# START OF Listed entries

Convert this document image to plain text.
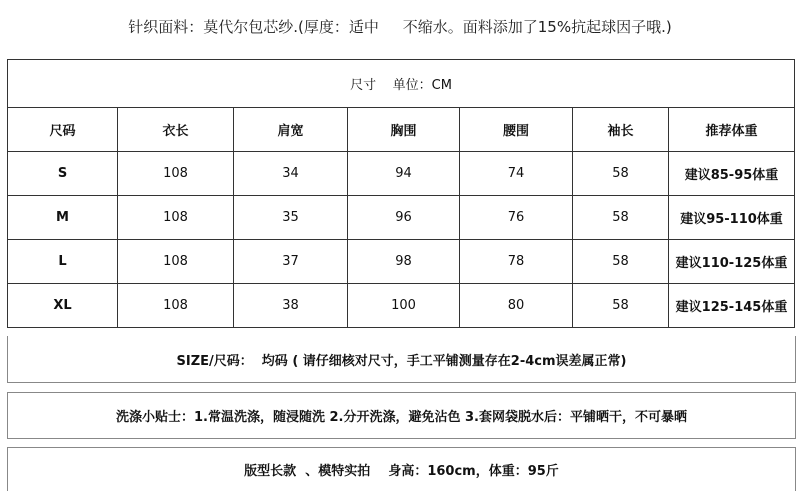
针织面料：莫代尔包芯纱.(厚度：适中     不缩水。面料添加了15%抗起球因子哦.)
尺寸    单位：CM						
尺码	衣长	肩宽	胸围	腰围	袖长	推荐体重
S	108	34	94	74	58	建议85-95体重
M	108	35	96	76	58	建议95-110体重
L	108	37	98	78	58	建议110-125体重
XL	108	38	100	80	58	建议125-145体重
SIZE/尺码：  均码 ( 请仔细核对尺寸，手工平铺测量存在2-4cm误差属正常)
洗涤小贴士：1.常温洗涤，随浸随洗 2.分开洗涤，避免沾色 3.套网袋脱水后：平铺晒干，不可暴晒
版型长款  、模特实拍    身高：160cm，体重：95斤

# END OF Listed entries

Do this – The records above are to be quoted exactly, with all pictures left out.

Exercise response –
Convert this document image to plain text.
针织面料：莫代尔包芯纱.(厚度：适中     不缩水。面料添加了15%抗起球因子哦.)
尺寸    单位：CM						
尺码	衣长	肩宽	胸围	腰围	袖长	推荐体重
S	108	34	94	74	58	建议85-95体重
M	108	35	96	76	58	建议95-110体重
L	108	37	98	78	58	建议110-125体重
XL	108	38	100	80	58	建议125-145体重
SIZE/尺码：  均码 ( 请仔细核对尺寸，手工平铺测量存在2-4cm误差属正常)
洗涤小贴士：1.常温洗涤，随浸随洗 2.分开洗涤，避免沾色 3.套网袋脱水后：平铺晒干，不可暴晒
版型长款  、模特实拍    身高：160cm，体重：95斤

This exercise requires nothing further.